[TASK DETAILS]
Because the pictures are not wanted, reproduce the rest of the records below exactly as they stand.

━━━ DATA TO PROCESS ━━━

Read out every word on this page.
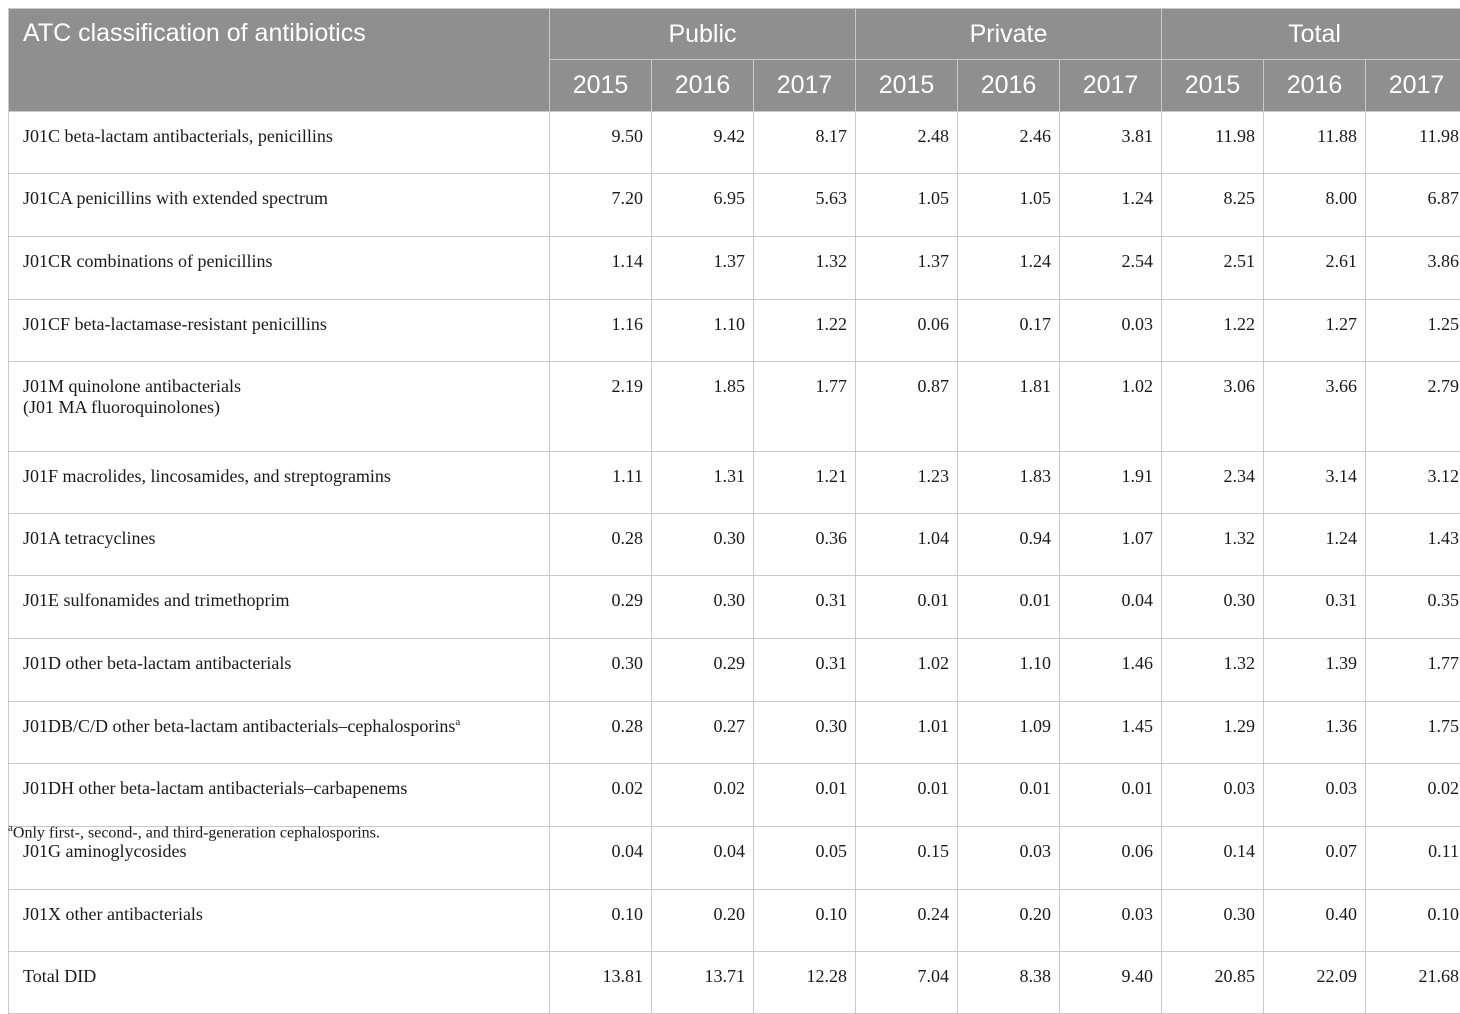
ATC classification of antibiotics	Public			Private			Total		
	2015	2016	2017	2015	2016	2017	2015	2016	2017
J01C beta-lactam antibacterials, penicillins	9.50	9.42	8.17	2.48	2.46	3.81	11.98	11.88	11.98
J01CA penicillins with extended spectrum	7.20	6.95	5.63	1.05	1.05	1.24	8.25	8.00	6.87
J01CR combinations of penicillins	1.14	1.37	1.32	1.37	1.24	2.54	2.51	2.61	3.86
J01CF beta-lactamase-resistant penicillins	1.16	1.10	1.22	0.06	0.17	0.03	1.22	1.27	1.25
J01M quinolone antibacterials
(J01 MA fluoroquinolones)	2.19	1.85	1.77	0.87	1.81	1.02	3.06	3.66	2.79
J01F macrolides, lincosamides, and streptogramins	1.11	1.31	1.21	1.23	1.83	1.91	2.34	3.14	3.12
J01A tetracyclines	0.28	0.30	0.36	1.04	0.94	1.07	1.32	1.24	1.43
J01E sulfonamides and trimethoprim	0.29	0.30	0.31	0.01	0.01	0.04	0.30	0.31	0.35
J01D other beta-lactam antibacterials	0.30	0.29	0.31	1.02	1.10	1.46	1.32	1.39	1.77
J01DB/C/D other beta-lactam antibacterials–cephalosporins$^a$	0.28	0.27	0.30	1.01	1.09	1.45	1.29	1.36	1.75
J01DH other beta-lactam antibacterials–carbapenems	0.02	0.02	0.01	0.01	0.01	0.01	0.03	0.03	0.02
J01G aminoglycosides	0.04	0.04	0.05	0.15	0.03	0.06	0.14	0.07	0.11
J01X other antibacterials	0.10	0.20	0.10	0.24	0.20	0.03	0.30	0.40	0.10
Total DID	13.81	13.71	12.28	7.04	8.38	9.40	20.85	22.09	21.68
$^a$Only first-, second-, and third-generation cephalosporins.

━━━

[WRITTEN RESPONSE]
Read out every word on this page.
ATC classification of antibiotics	Public			Private			Total		
	2015	2016	2017	2015	2016	2017	2015	2016	2017
J01C beta-lactam antibacterials, penicillins	9.50	9.42	8.17	2.48	2.46	3.81	11.98	11.88	11.98
J01CA penicillins with extended spectrum	7.20	6.95	5.63	1.05	1.05	1.24	8.25	8.00	6.87
J01CR combinations of penicillins	1.14	1.37	1.32	1.37	1.24	2.54	2.51	2.61	3.86
J01CF beta-lactamase-resistant penicillins	1.16	1.10	1.22	0.06	0.17	0.03	1.22	1.27	1.25
J01M quinolone antibacterials
(J01 MA fluoroquinolones)	2.19	1.85	1.77	0.87	1.81	1.02	3.06	3.66	2.79
J01F macrolides, lincosamides, and streptogramins	1.11	1.31	1.21	1.23	1.83	1.91	2.34	3.14	3.12
J01A tetracyclines	0.28	0.30	0.36	1.04	0.94	1.07	1.32	1.24	1.43
J01E sulfonamides and trimethoprim	0.29	0.30	0.31	0.01	0.01	0.04	0.30	0.31	0.35
J01D other beta-lactam antibacterials	0.30	0.29	0.31	1.02	1.10	1.46	1.32	1.39	1.77
J01DB/C/D other beta-lactam antibacterials–cephalosporins$^a$	0.28	0.27	0.30	1.01	1.09	1.45	1.29	1.36	1.75
J01DH other beta-lactam antibacterials–carbapenems	0.02	0.02	0.01	0.01	0.01	0.01	0.03	0.03	0.02
J01G aminoglycosides	0.04	0.04	0.05	0.15	0.03	0.06	0.14	0.07	0.11
J01X other antibacterials	0.10	0.20	0.10	0.24	0.20	0.03	0.30	0.40	0.10
Total DID	13.81	13.71	12.28	7.04	8.38	9.40	20.85	22.09	21.68
$^a$Only first-, second-, and third-generation cephalosporins.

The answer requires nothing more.